-- Data records --
********
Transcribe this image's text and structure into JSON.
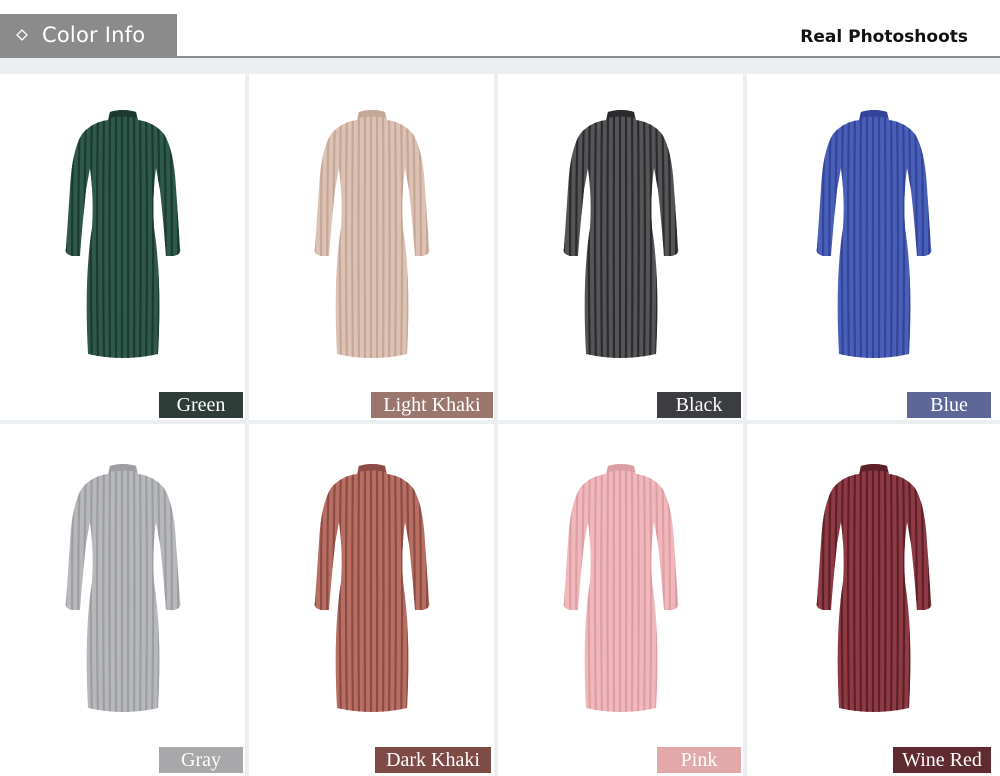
{
  "header": {
    "tab_title": "Color Info",
    "tab_icon": "diamond-icon",
    "subtitle": "Real Photoshoots"
  },
  "colors": [
    {
      "name": "Green",
      "dress_color": "#2f5a4a",
      "rib_color": "#1d3a30",
      "label_bg": "#2e3d38"
    },
    {
      "name": "Light Khaki",
      "dress_color": "#dcc1b4",
      "rib_color": "#c5a797",
      "label_bg": "#9a766c"
    },
    {
      "name": "Black",
      "dress_color": "#555558",
      "rib_color": "#2b2b2e",
      "label_bg": "#3c3d40"
    },
    {
      "name": "Blue",
      "dress_color": "#4a5fb8",
      "rib_color": "#33449a",
      "label_bg": "#5c6797"
    },
    {
      "name": "Gray",
      "dress_color": "#b7b8bb",
      "rib_color": "#9d9ea2",
      "label_bg": "#a8a8aa"
    },
    {
      "name": "Dark Khaki",
      "dress_color": "#b86e63",
      "rib_color": "#8c4c46",
      "label_bg": "#7e4a45"
    },
    {
      "name": "Pink",
      "dress_color": "#f0b8bc",
      "rib_color": "#dd9ea3",
      "label_bg": "#e2a8aa"
    },
    {
      "name": "Wine Red",
      "dress_color": "#8e3a45",
      "rib_color": "#5e2028",
      "label_bg": "#5f2b31"
    }
  ]
}
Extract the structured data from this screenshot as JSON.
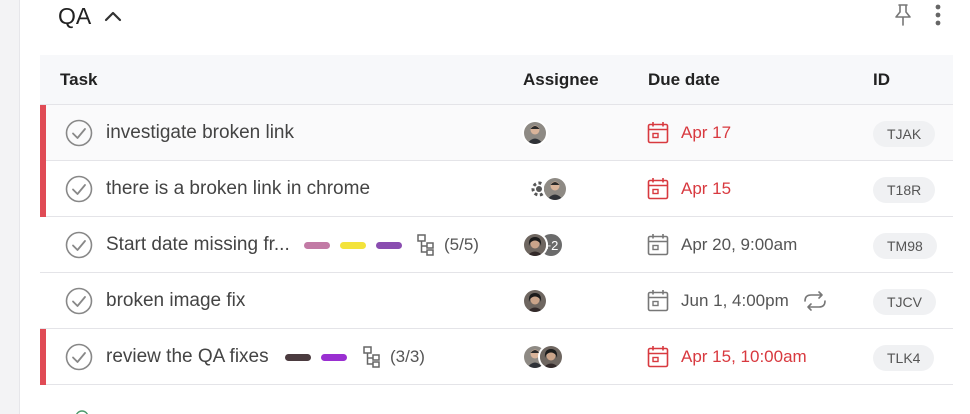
********
-- Your task --
Copy each line above precisely, dropping the pictures.

-- Correct response --
Transcribe this image's text and structure into JSON.
{
  "header": {
    "tab_title": "Color Info",
    "tab_icon": "diamond-icon",
    "subtitle": "Real Photoshoots"
  },
  "colors": [
    {
      "name": "Green",
      "dress_color": "#2f5a4a",
      "rib_color": "#1d3a30",
      "label_bg": "#2e3d38"
    },
    {
      "name": "Light Khaki",
      "dress_color": "#dcc1b4",
      "rib_color": "#c5a797",
      "label_bg": "#9a766c"
    },
    {
      "name": "Black",
      "dress_color": "#555558",
      "rib_color": "#2b2b2e",
      "label_bg": "#3c3d40"
    },
    {
      "name": "Blue",
      "dress_color": "#4a5fb8",
      "rib_color": "#33449a",
      "label_bg": "#5c6797"
    },
    {
      "name": "Gray",
      "dress_color": "#b7b8bb",
      "rib_color": "#9d9ea2",
      "label_bg": "#a8a8aa"
    },
    {
      "name": "Dark Khaki",
      "dress_color": "#b86e63",
      "rib_color": "#8c4c46",
      "label_bg": "#7e4a45"
    },
    {
      "name": "Pink",
      "dress_color": "#f0b8bc",
      "rib_color": "#dd9ea3",
      "label_bg": "#e2a8aa"
    },
    {
      "name": "Wine Red",
      "dress_color": "#8e3a45",
      "rib_color": "#5e2028",
      "label_bg": "#5f2b31"
    }
  ]
}
Extract the structured data from this screenshot as JSON.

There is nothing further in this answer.